- [GOAL OF THE EXERCISE]:
Return each line of the data below exactly, omitting any pictures.

- [TASK DATA]:
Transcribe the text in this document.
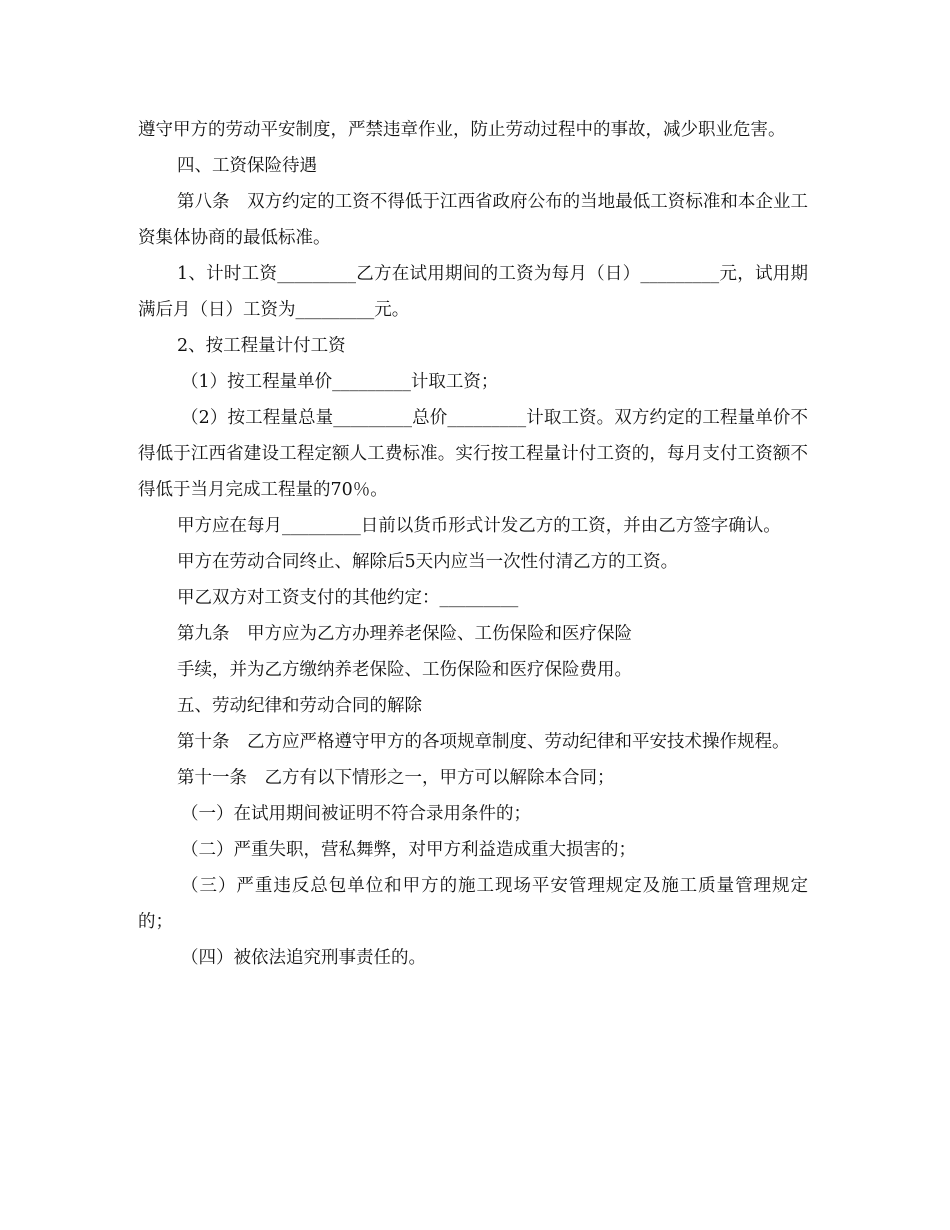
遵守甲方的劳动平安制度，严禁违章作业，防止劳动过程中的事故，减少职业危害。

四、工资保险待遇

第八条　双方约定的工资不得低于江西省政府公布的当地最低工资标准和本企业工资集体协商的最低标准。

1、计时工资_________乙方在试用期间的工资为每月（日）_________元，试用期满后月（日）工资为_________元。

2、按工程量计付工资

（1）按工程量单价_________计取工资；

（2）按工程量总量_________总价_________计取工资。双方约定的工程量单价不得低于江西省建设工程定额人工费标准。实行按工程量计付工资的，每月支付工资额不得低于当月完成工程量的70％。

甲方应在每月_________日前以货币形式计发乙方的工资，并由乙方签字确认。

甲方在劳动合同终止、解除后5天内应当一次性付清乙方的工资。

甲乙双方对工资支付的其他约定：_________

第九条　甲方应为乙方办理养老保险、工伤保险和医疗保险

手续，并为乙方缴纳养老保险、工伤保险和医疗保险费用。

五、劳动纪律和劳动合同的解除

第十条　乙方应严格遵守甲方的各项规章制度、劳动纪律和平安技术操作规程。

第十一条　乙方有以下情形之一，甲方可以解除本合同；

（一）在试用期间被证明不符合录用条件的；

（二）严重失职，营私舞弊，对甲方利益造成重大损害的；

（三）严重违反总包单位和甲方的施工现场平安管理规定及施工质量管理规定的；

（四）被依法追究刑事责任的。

- [THE SOLUTION]:
Transcribe the text in this document.
遵守甲方的劳动平安制度，严禁违章作业，防止劳动过程中的事故，减少职业危害。

四、工资保险待遇

第八条　双方约定的工资不得低于江西省政府公布的当地最低工资标准和本企业工资集体协商的最低标准。

1、计时工资_________乙方在试用期间的工资为每月（日）_________元，试用期满后月（日）工资为_________元。

2、按工程量计付工资

（1）按工程量单价_________计取工资；

（2）按工程量总量_________总价_________计取工资。双方约定的工程量单价不得低于江西省建设工程定额人工费标准。实行按工程量计付工资的，每月支付工资额不得低于当月完成工程量的70％。

甲方应在每月_________日前以货币形式计发乙方的工资，并由乙方签字确认。

甲方在劳动合同终止、解除后5天内应当一次性付清乙方的工资。

甲乙双方对工资支付的其他约定：_________

第九条　甲方应为乙方办理养老保险、工伤保险和医疗保险

手续，并为乙方缴纳养老保险、工伤保险和医疗保险费用。

五、劳动纪律和劳动合同的解除

第十条　乙方应严格遵守甲方的各项规章制度、劳动纪律和平安技术操作规程。

第十一条　乙方有以下情形之一，甲方可以解除本合同；

（一）在试用期间被证明不符合录用条件的；

（二）严重失职，营私舞弊，对甲方利益造成重大损害的；

（三）严重违反总包单位和甲方的施工现场平安管理规定及施工质量管理规定的；

（四）被依法追究刑事责任的。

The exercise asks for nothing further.